* BEGIN RECORD EXTRACTS *
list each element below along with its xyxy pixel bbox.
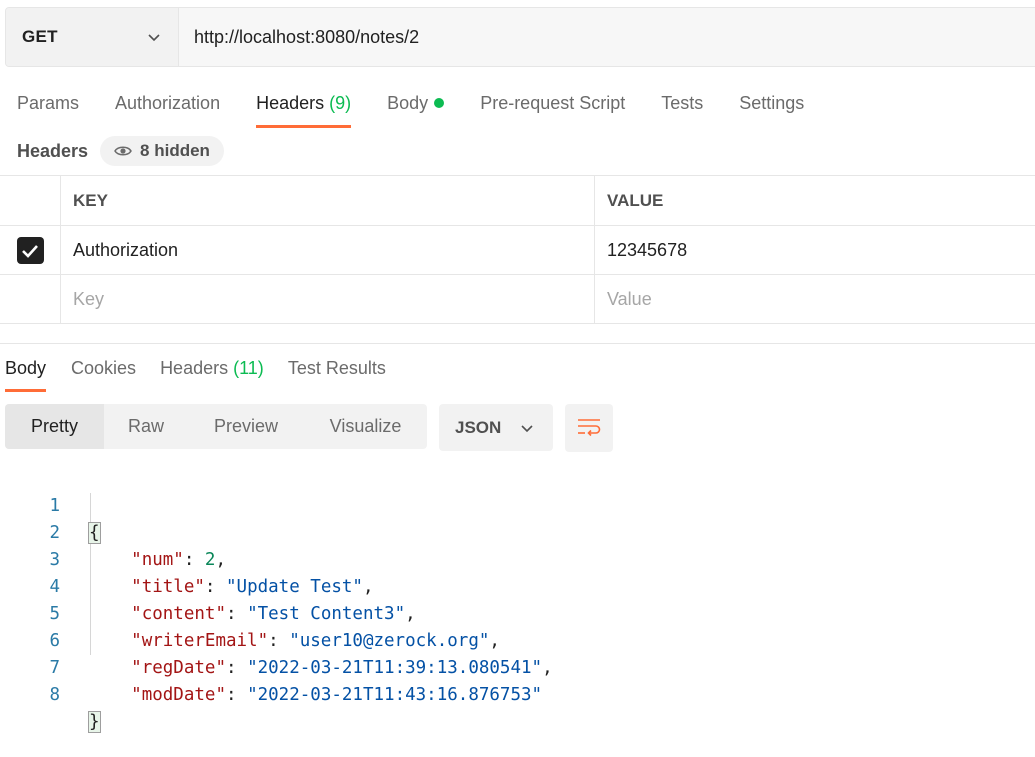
table-row-new: Key Value <box>0 274 1035 324</box>
code-text: "writerEmail": "user10@zerock.org", <box>131 631 500 651</box>
response-tab-test-results-label: Test Results <box>287 358 386 378</box>
header-checkbox-column <box>0 176 61 225</box>
header-value-cell[interactable]: 12345678 <box>595 226 1035 275</box>
json-value: "Update Test" <box>226 577 363 597</box>
json-value: "2022-03-21T11:39:13.080541" <box>247 658 543 678</box>
request-url-bar: GET <box>5 7 1035 67</box>
code-text: "num": 2, <box>131 550 227 570</box>
tab-headers-label: Headers <box>256 93 325 113</box>
eye-icon <box>114 146 132 156</box>
code-line: 5 "writerEmail": "user10@zerock.org", <box>0 574 499 651</box>
code-text: "title": "Update Test", <box>131 577 374 597</box>
response-tabs: Body Cookies Headers (11) Test Results <box>5 350 386 392</box>
tab-pre-request-label: Pre-request Script <box>480 93 626 113</box>
tab-headers[interactable]: Headers (9) <box>256 84 352 128</box>
json-key: "title" <box>131 577 205 597</box>
response-tab-test-results[interactable]: Test Results <box>288 350 386 392</box>
wrap-lines-icon <box>578 419 601 437</box>
request-tabs: Params Authorization Headers (9) Body Pr… <box>0 84 804 128</box>
tab-headers-count: (9) <box>329 93 352 113</box>
response-tab-body[interactable]: Body <box>5 350 47 392</box>
response-tab-headers[interactable]: Headers (11) <box>160 350 264 392</box>
tab-tests-label: Tests <box>661 93 704 113</box>
close-brace: } <box>88 711 101 733</box>
body-indicator-dot <box>434 98 445 108</box>
response-tab-body-label: Body <box>5 358 47 378</box>
tab-tests[interactable]: Tests <box>661 84 703 128</box>
headers-table-header-row: KEY VALUE <box>0 175 1035 225</box>
hidden-headers-toggle[interactable]: 8 hidden <box>100 136 224 166</box>
tab-settings-label: Settings <box>739 93 805 113</box>
method-label: GET <box>22 27 58 46</box>
code-line: 3 "title": "Update Test", <box>0 520 373 597</box>
response-tab-cookies-label: Cookies <box>71 358 137 378</box>
new-value-input[interactable]: Value <box>595 275 1035 323</box>
json-value: 2 <box>204 550 216 570</box>
headers-subheader: Headers 8 hidden <box>17 136 224 166</box>
tab-body[interactable]: Body <box>387 84 445 128</box>
view-mode-pretty[interactable]: Pretty <box>5 404 104 449</box>
method-select[interactable]: GET <box>6 8 179 66</box>
response-headers-count: (11) <box>233 358 264 378</box>
tab-params[interactable]: Params <box>17 84 79 128</box>
new-row-checkbox-cell <box>0 275 61 323</box>
json-value: "2022-03-21T11:43:16.876753" <box>247 685 543 705</box>
column-value: VALUE <box>607 190 664 210</box>
tab-settings[interactable]: Settings <box>739 84 804 128</box>
code-text: "regDate": "2022-03-21T11:39:13.080541", <box>131 658 553 678</box>
code-text: "content": "Test Content3", <box>131 604 416 624</box>
tab-params-label: Params <box>17 93 80 113</box>
code-line: 4 "content": "Test Content3", <box>0 547 415 624</box>
view-mode-visualize[interactable]: Visualize <box>304 404 427 449</box>
response-body-editor[interactable]: 1 { 2 "num": 2, 3 "title": "Update Test"… <box>0 466 553 733</box>
column-key: KEY <box>61 176 595 225</box>
format-dropdown[interactable]: JSON <box>439 404 553 451</box>
open-brace: { <box>88 522 101 544</box>
format-label: JSON <box>455 417 502 437</box>
view-mode-preview[interactable]: Preview <box>188 404 304 449</box>
section-divider <box>0 343 1035 344</box>
table-row: Authorization 12345678 <box>0 225 1035 275</box>
code-line: 6 "regDate": "2022-03-21T11:39:13.080541… <box>0 601 552 678</box>
response-tab-cookies[interactable]: Cookies <box>71 350 136 392</box>
chevron-down-icon <box>521 424 533 432</box>
json-key: "modDate" <box>131 685 226 705</box>
hidden-headers-label: 8 hidden <box>140 141 210 160</box>
code-text: { <box>88 520 101 547</box>
url-input[interactable] <box>179 8 1035 66</box>
json-key: "content" <box>131 604 226 624</box>
code-line: 1 { <box>0 466 101 544</box>
json-key: "regDate" <box>131 658 226 678</box>
header-key-cell[interactable]: Authorization <box>61 226 595 275</box>
tab-body-label: Body <box>387 93 429 113</box>
json-key: "writerEmail" <box>131 631 269 651</box>
tab-authorization[interactable]: Authorization <box>115 84 220 128</box>
line-number: 8 <box>49 685 60 705</box>
row-checkbox-cell <box>0 226 61 275</box>
json-key: "num" <box>131 550 184 570</box>
tab-authorization-label: Authorization <box>115 93 221 113</box>
code-text: "modDate": "2022-03-21T11:43:16.876753" <box>131 685 543 705</box>
new-key-input[interactable]: Key <box>61 275 595 323</box>
code-line: 8 } <box>0 655 101 733</box>
chevron-down-icon <box>148 34 160 42</box>
check-icon <box>22 244 38 258</box>
header-enabled-checkbox[interactable] <box>16 237 44 264</box>
code-line: 2 "num": 2, <box>0 493 226 570</box>
headers-section-title: Headers <box>17 140 89 161</box>
tab-pre-request-script[interactable]: Pre-request Script <box>480 84 625 128</box>
response-tab-headers-label: Headers <box>160 358 229 378</box>
view-mode-raw[interactable]: Raw <box>104 404 188 449</box>
code-line: 7 "modDate": "2022-03-21T11:43:16.876753… <box>0 628 542 705</box>
json-value: "user10@zerock.org" <box>289 631 490 651</box>
wrap-lines-button[interactable] <box>565 404 613 452</box>
code-text: } <box>88 709 101 736</box>
view-mode-selector: Pretty Raw Preview Visualize <box>5 404 427 449</box>
json-value: "Test Content3" <box>247 604 406 624</box>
* END RECORD EXTRACTS *
▶ **TASK DESCRIPTION**:
Copy every line of the material above word for word, and leave out the pictures.

▶ **EXERCISE ANSWER**:
list each element below along with its xyxy pixel bbox.
table-row-new: Key Value <box>0 274 1035 324</box>
code-text: "writerEmail": "user10@zerock.org", <box>131 631 500 651</box>
response-tab-test-results-label: Test Results <box>287 358 386 378</box>
header-checkbox-column <box>0 176 61 225</box>
header-value-cell[interactable]: 12345678 <box>595 226 1035 275</box>
json-value: "Update Test" <box>226 577 363 597</box>
json-value: "2022-03-21T11:39:13.080541" <box>247 658 543 678</box>
request-url-bar: GET <box>5 7 1035 67</box>
code-text: "num": 2, <box>131 550 227 570</box>
tab-headers-label: Headers <box>256 93 325 113</box>
eye-icon <box>114 146 132 156</box>
code-line: 5 "writerEmail": "user10@zerock.org", <box>0 574 499 651</box>
code-text: "title": "Update Test", <box>131 577 374 597</box>
response-tabs: Body Cookies Headers (11) Test Results <box>5 350 386 392</box>
tab-pre-request-label: Pre-request Script <box>480 93 626 113</box>
tab-headers[interactable]: Headers (9) <box>256 84 352 128</box>
json-key: "title" <box>131 577 205 597</box>
response-tab-test-results[interactable]: Test Results <box>288 350 386 392</box>
wrap-lines-icon <box>578 419 601 437</box>
request-tabs: Params Authorization Headers (9) Body Pr… <box>0 84 804 128</box>
tab-headers-count: (9) <box>329 93 352 113</box>
response-tab-body[interactable]: Body <box>5 350 47 392</box>
response-tab-headers[interactable]: Headers (11) <box>160 350 264 392</box>
tab-tests-label: Tests <box>661 93 704 113</box>
close-brace: } <box>88 711 101 733</box>
body-indicator-dot <box>434 98 445 108</box>
response-tab-body-label: Body <box>5 358 47 378</box>
tab-tests[interactable]: Tests <box>661 84 703 128</box>
headers-table-header-row: KEY VALUE <box>0 175 1035 225</box>
hidden-headers-toggle[interactable]: 8 hidden <box>100 136 224 166</box>
tab-settings-label: Settings <box>739 93 805 113</box>
method-label: GET <box>22 27 58 46</box>
code-line: 3 "title": "Update Test", <box>0 520 373 597</box>
response-tab-cookies-label: Cookies <box>71 358 137 378</box>
new-value-input[interactable]: Value <box>595 275 1035 323</box>
json-value: 2 <box>204 550 216 570</box>
headers-subheader: Headers 8 hidden <box>17 136 224 166</box>
tab-body[interactable]: Body <box>387 84 445 128</box>
view-mode-pretty[interactable]: Pretty <box>5 404 104 449</box>
method-select[interactable]: GET <box>6 8 179 66</box>
response-headers-count: (11) <box>233 358 264 378</box>
tab-params[interactable]: Params <box>17 84 79 128</box>
new-row-checkbox-cell <box>0 275 61 323</box>
json-value: "2022-03-21T11:43:16.876753" <box>247 685 543 705</box>
column-value: VALUE <box>607 190 664 210</box>
tab-settings[interactable]: Settings <box>739 84 804 128</box>
code-text: "regDate": "2022-03-21T11:39:13.080541", <box>131 658 553 678</box>
code-text: "content": "Test Content3", <box>131 604 416 624</box>
tab-params-label: Params <box>17 93 80 113</box>
code-line: 4 "content": "Test Content3", <box>0 547 415 624</box>
view-mode-visualize[interactable]: Visualize <box>304 404 427 449</box>
response-body-editor[interactable]: 1 { 2 "num": 2, 3 "title": "Update Test"… <box>0 466 553 733</box>
column-key: KEY <box>61 176 595 225</box>
format-dropdown[interactable]: JSON <box>439 404 553 451</box>
open-brace: { <box>88 522 101 544</box>
format-label: JSON <box>455 417 502 437</box>
view-mode-preview[interactable]: Preview <box>188 404 304 449</box>
section-divider <box>0 343 1035 344</box>
table-row: Authorization 12345678 <box>0 225 1035 275</box>
code-line: 6 "regDate": "2022-03-21T11:39:13.080541… <box>0 601 552 678</box>
response-tab-cookies[interactable]: Cookies <box>71 350 136 392</box>
chevron-down-icon <box>521 424 533 432</box>
json-key: "modDate" <box>131 685 226 705</box>
hidden-headers-label: 8 hidden <box>140 141 210 160</box>
code-text: { <box>88 520 101 547</box>
url-input[interactable] <box>179 8 1035 66</box>
json-key: "content" <box>131 604 226 624</box>
code-line: 1 { <box>0 466 101 544</box>
json-key: "regDate" <box>131 658 226 678</box>
header-key-cell[interactable]: Authorization <box>61 226 595 275</box>
tab-body-label: Body <box>387 93 429 113</box>
json-key: "writerEmail" <box>131 631 269 651</box>
tab-authorization[interactable]: Authorization <box>115 84 220 128</box>
line-number: 8 <box>49 685 60 705</box>
row-checkbox-cell <box>0 226 61 275</box>
json-key: "num" <box>131 550 184 570</box>
tab-authorization-label: Authorization <box>115 93 221 113</box>
code-text: "modDate": "2022-03-21T11:43:16.876753" <box>131 685 543 705</box>
new-key-input[interactable]: Key <box>61 275 595 323</box>
code-line: 8 } <box>0 655 101 733</box>
chevron-down-icon <box>148 34 160 42</box>
check-icon <box>22 244 38 258</box>
header-enabled-checkbox[interactable] <box>16 237 44 264</box>
code-line: 2 "num": 2, <box>0 493 226 570</box>
headers-section-title: Headers <box>17 140 89 161</box>
tab-pre-request-script[interactable]: Pre-request Script <box>480 84 625 128</box>
response-tab-headers-label: Headers <box>160 358 229 378</box>
view-mode-raw[interactable]: Raw <box>104 404 188 449</box>
code-line: 7 "modDate": "2022-03-21T11:43:16.876753… <box>0 628 542 705</box>
json-value: "user10@zerock.org" <box>289 631 490 651</box>
wrap-lines-button[interactable] <box>565 404 613 452</box>
code-text: } <box>88 709 101 736</box>
view-mode-selector: Pretty Raw Preview Visualize <box>5 404 427 449</box>
json-value: "Test Content3" <box>247 604 406 624</box>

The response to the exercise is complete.